→ What you will do
Sort through the entries below and pull out lines containing the word "helps".

Data records:
--- --- ---

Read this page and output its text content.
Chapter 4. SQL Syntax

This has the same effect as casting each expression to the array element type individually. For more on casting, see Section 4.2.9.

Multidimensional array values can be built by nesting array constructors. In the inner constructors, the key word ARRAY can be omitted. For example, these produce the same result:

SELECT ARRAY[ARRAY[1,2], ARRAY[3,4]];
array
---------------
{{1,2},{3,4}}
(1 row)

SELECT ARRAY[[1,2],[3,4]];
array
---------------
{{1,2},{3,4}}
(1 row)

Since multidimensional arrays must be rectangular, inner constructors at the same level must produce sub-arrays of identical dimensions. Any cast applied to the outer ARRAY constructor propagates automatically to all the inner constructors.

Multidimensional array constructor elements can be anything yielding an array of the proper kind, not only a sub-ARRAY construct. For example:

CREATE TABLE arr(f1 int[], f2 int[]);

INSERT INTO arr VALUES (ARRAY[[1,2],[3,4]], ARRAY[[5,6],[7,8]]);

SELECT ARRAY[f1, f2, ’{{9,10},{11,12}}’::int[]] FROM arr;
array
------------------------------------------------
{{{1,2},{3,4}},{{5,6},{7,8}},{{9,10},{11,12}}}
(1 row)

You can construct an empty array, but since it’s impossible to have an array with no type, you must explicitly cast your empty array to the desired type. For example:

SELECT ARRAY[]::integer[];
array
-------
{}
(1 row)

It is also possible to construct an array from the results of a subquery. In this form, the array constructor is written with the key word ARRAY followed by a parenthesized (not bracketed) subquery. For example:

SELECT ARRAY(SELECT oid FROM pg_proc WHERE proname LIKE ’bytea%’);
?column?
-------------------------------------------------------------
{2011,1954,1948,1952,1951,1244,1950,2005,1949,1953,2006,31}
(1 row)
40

--- --- ---

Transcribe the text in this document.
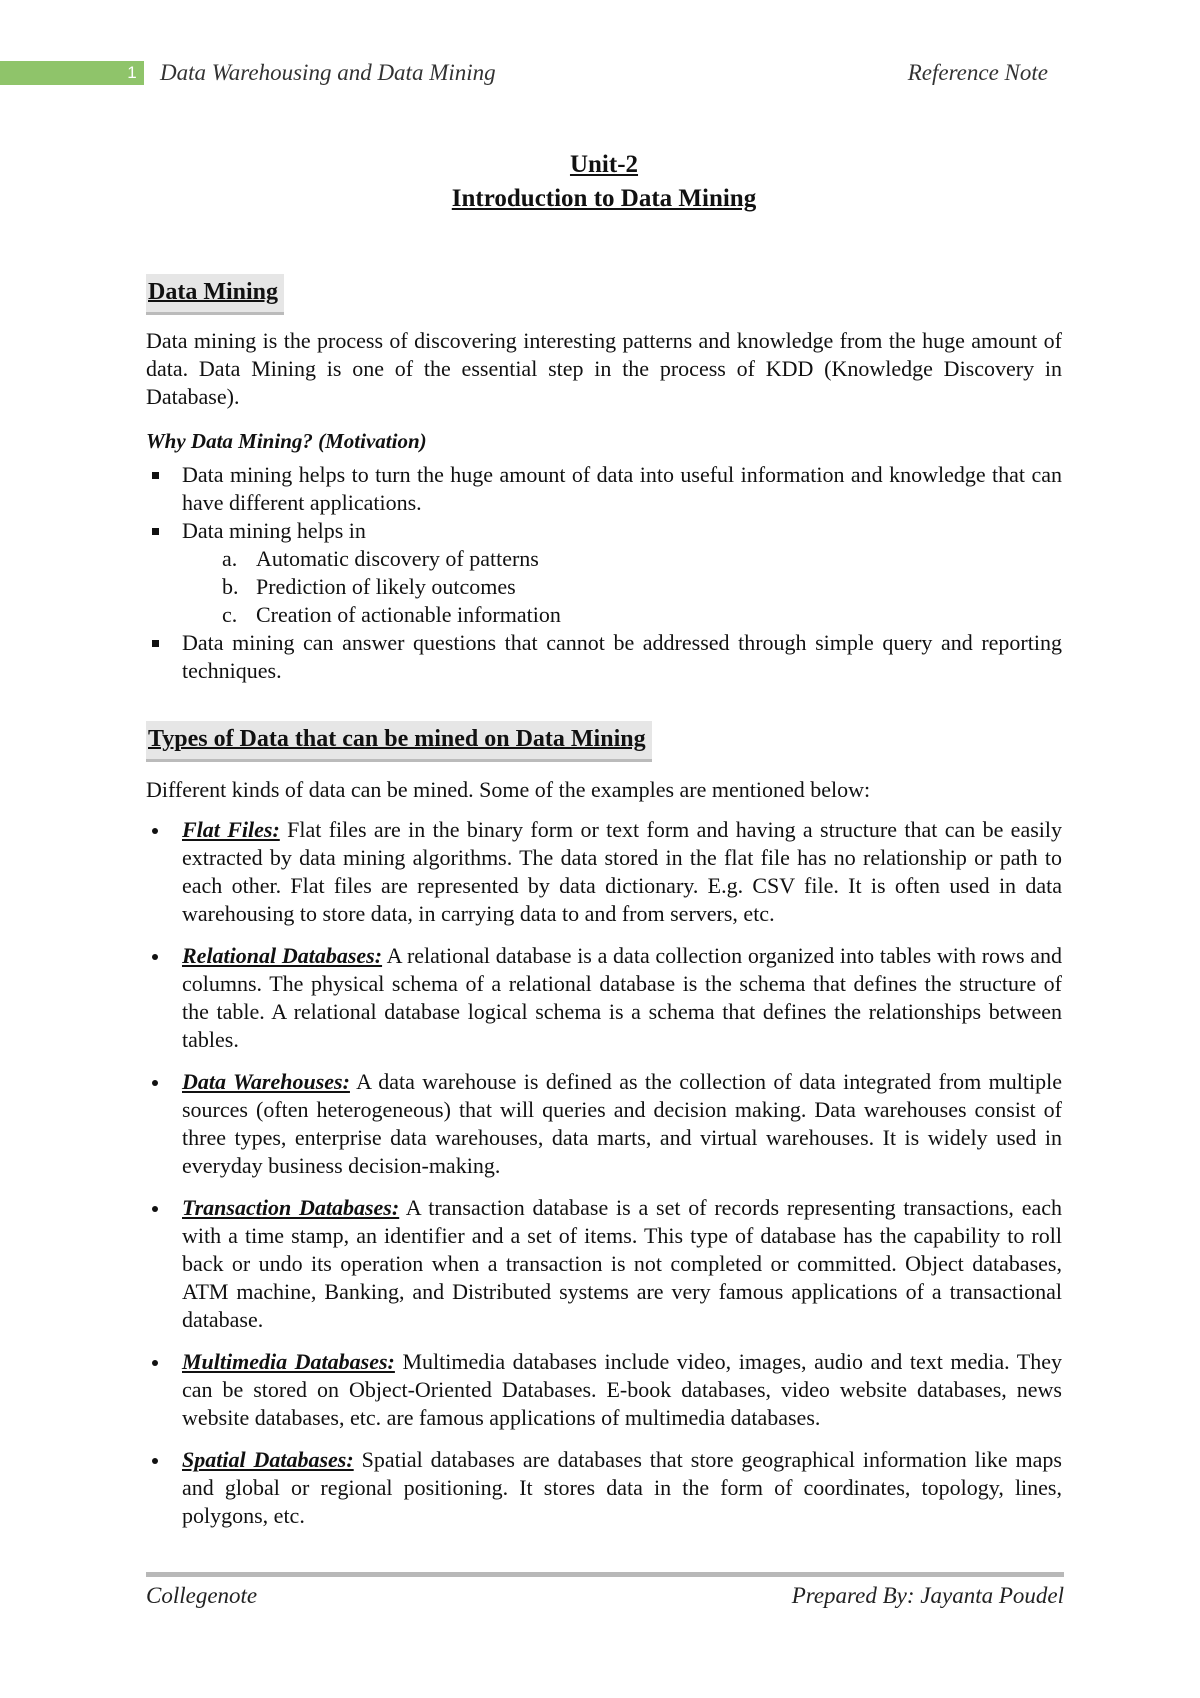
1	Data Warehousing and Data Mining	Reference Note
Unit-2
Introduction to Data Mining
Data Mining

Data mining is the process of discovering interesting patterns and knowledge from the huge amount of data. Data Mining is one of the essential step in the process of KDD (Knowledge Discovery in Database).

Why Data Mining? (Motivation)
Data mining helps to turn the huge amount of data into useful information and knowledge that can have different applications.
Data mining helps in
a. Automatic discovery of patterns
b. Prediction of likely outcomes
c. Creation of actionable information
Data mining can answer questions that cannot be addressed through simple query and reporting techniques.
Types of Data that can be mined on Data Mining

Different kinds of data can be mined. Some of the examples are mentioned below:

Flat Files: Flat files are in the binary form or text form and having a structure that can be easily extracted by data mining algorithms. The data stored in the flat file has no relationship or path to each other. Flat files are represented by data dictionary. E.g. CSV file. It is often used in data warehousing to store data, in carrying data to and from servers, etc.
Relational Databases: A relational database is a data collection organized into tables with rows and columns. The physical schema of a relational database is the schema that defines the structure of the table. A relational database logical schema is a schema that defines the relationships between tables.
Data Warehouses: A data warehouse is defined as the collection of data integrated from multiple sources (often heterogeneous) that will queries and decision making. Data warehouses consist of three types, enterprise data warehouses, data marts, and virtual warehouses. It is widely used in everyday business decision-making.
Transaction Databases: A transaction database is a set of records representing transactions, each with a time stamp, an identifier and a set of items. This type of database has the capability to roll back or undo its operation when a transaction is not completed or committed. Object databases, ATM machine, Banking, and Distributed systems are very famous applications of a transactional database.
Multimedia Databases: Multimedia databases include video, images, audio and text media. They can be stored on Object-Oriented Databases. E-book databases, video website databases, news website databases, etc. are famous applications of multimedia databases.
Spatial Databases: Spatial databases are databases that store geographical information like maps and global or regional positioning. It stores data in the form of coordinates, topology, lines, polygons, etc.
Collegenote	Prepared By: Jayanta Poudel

--- --- ---

→ Completed task
Data mining helps to turn the huge amount of data into useful information and knowledge that can have different applications.
Data mining helps in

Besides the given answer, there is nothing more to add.